From the entries that follow, list every line in which the string "eject" appears.

(Dataset excerpt)
>> start

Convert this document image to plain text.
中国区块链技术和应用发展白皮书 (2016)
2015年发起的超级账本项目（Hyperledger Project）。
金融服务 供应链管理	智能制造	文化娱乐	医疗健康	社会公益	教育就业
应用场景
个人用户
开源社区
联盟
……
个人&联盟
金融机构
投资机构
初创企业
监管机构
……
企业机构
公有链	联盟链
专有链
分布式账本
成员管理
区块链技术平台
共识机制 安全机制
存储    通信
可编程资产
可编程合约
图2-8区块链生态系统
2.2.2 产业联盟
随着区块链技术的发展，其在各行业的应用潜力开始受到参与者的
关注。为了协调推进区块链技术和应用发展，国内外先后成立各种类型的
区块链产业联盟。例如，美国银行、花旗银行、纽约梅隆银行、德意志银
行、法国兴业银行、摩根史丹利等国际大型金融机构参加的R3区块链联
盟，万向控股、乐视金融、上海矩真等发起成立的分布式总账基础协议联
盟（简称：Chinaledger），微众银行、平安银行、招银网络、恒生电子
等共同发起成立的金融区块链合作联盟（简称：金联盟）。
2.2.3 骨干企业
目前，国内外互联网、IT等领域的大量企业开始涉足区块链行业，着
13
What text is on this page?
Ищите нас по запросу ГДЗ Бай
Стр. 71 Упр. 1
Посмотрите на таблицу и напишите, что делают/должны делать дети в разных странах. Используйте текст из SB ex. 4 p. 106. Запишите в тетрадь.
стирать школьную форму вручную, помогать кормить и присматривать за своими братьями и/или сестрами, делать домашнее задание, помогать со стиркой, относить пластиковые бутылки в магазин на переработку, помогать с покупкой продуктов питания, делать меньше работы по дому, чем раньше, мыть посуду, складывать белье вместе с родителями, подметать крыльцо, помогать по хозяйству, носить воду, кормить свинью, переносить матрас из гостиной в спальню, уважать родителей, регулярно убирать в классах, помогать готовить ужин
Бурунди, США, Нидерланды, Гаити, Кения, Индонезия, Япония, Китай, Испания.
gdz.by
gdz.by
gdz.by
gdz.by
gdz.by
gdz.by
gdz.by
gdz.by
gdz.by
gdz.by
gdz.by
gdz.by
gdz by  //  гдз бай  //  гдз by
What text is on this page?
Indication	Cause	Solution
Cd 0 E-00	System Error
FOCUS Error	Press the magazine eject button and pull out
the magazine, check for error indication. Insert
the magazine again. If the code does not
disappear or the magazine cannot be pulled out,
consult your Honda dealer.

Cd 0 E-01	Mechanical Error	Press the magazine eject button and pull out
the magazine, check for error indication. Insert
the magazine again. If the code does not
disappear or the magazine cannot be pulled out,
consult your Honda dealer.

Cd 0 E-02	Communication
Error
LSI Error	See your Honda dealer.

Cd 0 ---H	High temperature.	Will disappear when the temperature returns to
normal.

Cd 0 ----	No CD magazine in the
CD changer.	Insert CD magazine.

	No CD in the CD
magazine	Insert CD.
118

>> end

SOLUTION TO THE EXERCISE ->
FOCUS Error	Press the magazine eject button and pull out
Cd 0 E-01	Mechanical Error	Press the magazine eject button and pull out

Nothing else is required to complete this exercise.